[Written exercise] Please output everything in the post on the mortgage tranche example below, from "In his post, Tabarrok" down to "the latent variables.", copied word for word.

[Text block]
_ _ _ _

## Find the Mistake

Robert Waldmann

Alex Tabarrok wrote

In Too Big To Save Robert Pozen gives a clever example, based on an excellent paper by Coval, Jurek and Stafford, which explains both the lure of structured finance and why the model exploded so quickly.

Suppose we have 100 mortgages that pay $1 or $0. The probability of default is 0.05. We pool the mortgages and then prioritize them into tranches such that tranche 1 pays out $1 if no mortgage defaults and $0 otherwise, tranche 2 pays out $1 if 1 or fewer mortgages defaults, $0 otherwise. Tranche 10 then pays out $1 if 9 or fewer mortgages default and $0 otherwise. Tranche 10 has a probability of defaulting of 2.82 percent. A fortiori tranches 11 and higher all have lower probabilities of defaulting. Thus, we have transformed 100 securities each with a default of 5% into 9 with probabilities of default greater than 5% and 91 with probabilities of default less than 5%.

The quoted claim is false. I explain why after the jump.

In his post, Tabarrok assumes that the correlation between payments on any two mortgages must be zero. The calculation is correct only if the correlation is zero. This crucial assumption was not stated. The claim is false as written.

One way in which structured finance almost destroyed the world economy was very close to this but not so very very extreme. CDO designers and raters assumed that they could estimate correlations between default on different bonds assuming that default occurred if a latent variable were below zero and that the latent variables were jointly normal. There was no justification for the assumption of joint normality. Then they assumed that the CDS market was efficient (schizzo-finance) so they could estimate the correlations of the latent variables.

This is less extreme than just assuming that correlations are zero without even stating the assumption. However, it was extreme enough to cause a disaster.

Amazingly, after the disaster based on casual assumptions about correlation, Alex Tabarrok makes a much more extreme assumption and doesn’t even state it.

Note there are no ellipses in my quote of Tabarrok. That is the post in full from the first word to the false claim of 2.82%.

I am sincerely shocked and appalled.

update: There is another problem with the example. Given independence of defaults across mortgages, the probability of default of the 10th tranche is dramatically different if the probability of a default of each mortgage is 6% not 5%. However, the probability of default of the 12 tranche is tiny in either case and the probability of default of the 8th tranche is large in either case.

The example illustrates the properties of 10, 5 and 6 not the effect of 5 vs 6.

A small difference in the probability of default for uncorrelated default risks matters a lot for a small interval of tranches. For probabilities other than 5 and 6 the change from very small to high probability would occur at a range different from 8th to 12th but only for a small range.

The market value of such small ranges was not large enough that serious misspricing of them (in the range from safe to worthless) could bring down the financial system.

Similarly the tranches of pools of 10th tranches are very different but tranches of pools of 12th tranches would be safe in either case and the 10th tranche of a pool of 8th tranches would be risky in either case. Again pools of 10th tranches of pools weren’t important.

_ _ _ _

[Record set]
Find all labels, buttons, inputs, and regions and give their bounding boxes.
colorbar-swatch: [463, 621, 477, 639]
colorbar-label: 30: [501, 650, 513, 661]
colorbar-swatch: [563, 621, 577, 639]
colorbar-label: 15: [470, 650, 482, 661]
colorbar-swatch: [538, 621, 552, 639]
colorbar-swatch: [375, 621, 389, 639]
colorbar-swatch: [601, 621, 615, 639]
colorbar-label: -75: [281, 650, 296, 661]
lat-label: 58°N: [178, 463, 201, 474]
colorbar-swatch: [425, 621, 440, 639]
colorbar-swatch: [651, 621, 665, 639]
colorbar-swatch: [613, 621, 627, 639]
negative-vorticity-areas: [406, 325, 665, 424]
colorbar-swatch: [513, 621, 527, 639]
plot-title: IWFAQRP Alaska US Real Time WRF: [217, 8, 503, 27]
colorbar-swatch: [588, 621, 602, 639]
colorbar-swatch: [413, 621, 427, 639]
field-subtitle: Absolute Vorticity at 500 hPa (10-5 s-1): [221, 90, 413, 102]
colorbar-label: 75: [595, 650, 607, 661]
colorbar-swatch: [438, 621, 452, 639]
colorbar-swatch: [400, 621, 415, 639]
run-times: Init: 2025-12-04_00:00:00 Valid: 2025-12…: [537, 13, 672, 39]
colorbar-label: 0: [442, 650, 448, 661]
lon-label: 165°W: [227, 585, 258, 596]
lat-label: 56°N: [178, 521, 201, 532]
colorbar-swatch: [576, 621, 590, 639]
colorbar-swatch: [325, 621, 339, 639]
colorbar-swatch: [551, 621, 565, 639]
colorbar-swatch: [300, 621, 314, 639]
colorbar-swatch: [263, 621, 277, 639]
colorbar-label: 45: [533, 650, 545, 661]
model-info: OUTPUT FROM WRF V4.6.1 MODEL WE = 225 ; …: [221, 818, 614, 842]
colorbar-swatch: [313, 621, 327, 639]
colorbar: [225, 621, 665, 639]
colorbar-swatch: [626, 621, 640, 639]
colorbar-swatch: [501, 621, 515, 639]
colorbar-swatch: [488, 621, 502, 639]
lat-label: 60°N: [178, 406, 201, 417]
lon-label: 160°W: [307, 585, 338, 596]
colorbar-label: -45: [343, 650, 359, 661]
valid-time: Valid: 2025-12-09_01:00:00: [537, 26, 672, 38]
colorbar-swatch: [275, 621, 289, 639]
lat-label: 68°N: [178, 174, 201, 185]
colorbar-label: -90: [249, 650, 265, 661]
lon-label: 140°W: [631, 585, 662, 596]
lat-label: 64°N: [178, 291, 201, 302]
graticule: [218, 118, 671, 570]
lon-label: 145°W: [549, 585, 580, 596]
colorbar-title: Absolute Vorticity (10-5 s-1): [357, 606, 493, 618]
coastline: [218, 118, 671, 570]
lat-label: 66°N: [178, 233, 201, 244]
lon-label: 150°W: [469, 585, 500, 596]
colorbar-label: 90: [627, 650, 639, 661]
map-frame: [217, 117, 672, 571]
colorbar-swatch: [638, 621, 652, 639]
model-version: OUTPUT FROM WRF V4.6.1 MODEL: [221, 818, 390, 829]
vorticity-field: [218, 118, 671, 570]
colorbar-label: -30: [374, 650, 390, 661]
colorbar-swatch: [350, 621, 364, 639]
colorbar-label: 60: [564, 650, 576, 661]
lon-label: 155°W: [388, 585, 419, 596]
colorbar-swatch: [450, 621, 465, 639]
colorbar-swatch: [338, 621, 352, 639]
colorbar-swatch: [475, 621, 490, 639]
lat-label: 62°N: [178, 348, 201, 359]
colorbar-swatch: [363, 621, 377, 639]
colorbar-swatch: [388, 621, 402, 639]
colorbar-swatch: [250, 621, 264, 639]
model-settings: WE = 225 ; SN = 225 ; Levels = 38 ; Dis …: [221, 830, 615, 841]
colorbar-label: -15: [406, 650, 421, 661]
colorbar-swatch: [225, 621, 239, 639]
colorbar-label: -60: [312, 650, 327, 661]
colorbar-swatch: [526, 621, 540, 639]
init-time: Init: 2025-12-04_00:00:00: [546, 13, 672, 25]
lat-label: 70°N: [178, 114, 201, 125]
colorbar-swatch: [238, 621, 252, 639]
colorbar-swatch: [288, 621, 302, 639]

_ _ _ _

[Completed exercise]
In his post, Tabarrok assumes that the correlation between payments on any two mortgages must be zero. The calculation is correct only if the correlation is zero. This crucial assumption was not stated. The claim is false as written.

One way in which structured finance almost destroyed the world economy was very close to this but not so very very extreme. CDO designers and raters assumed that they could estimate correlations between default on different bonds assuming that default occurred if a latent variable were below zero and that the latent variables were jointly normal. There was no justification for the assumption of joint normality. Then they assumed that the CDS market was efficient (schizzo-finance) so they could estimate the correlations of the latent variables.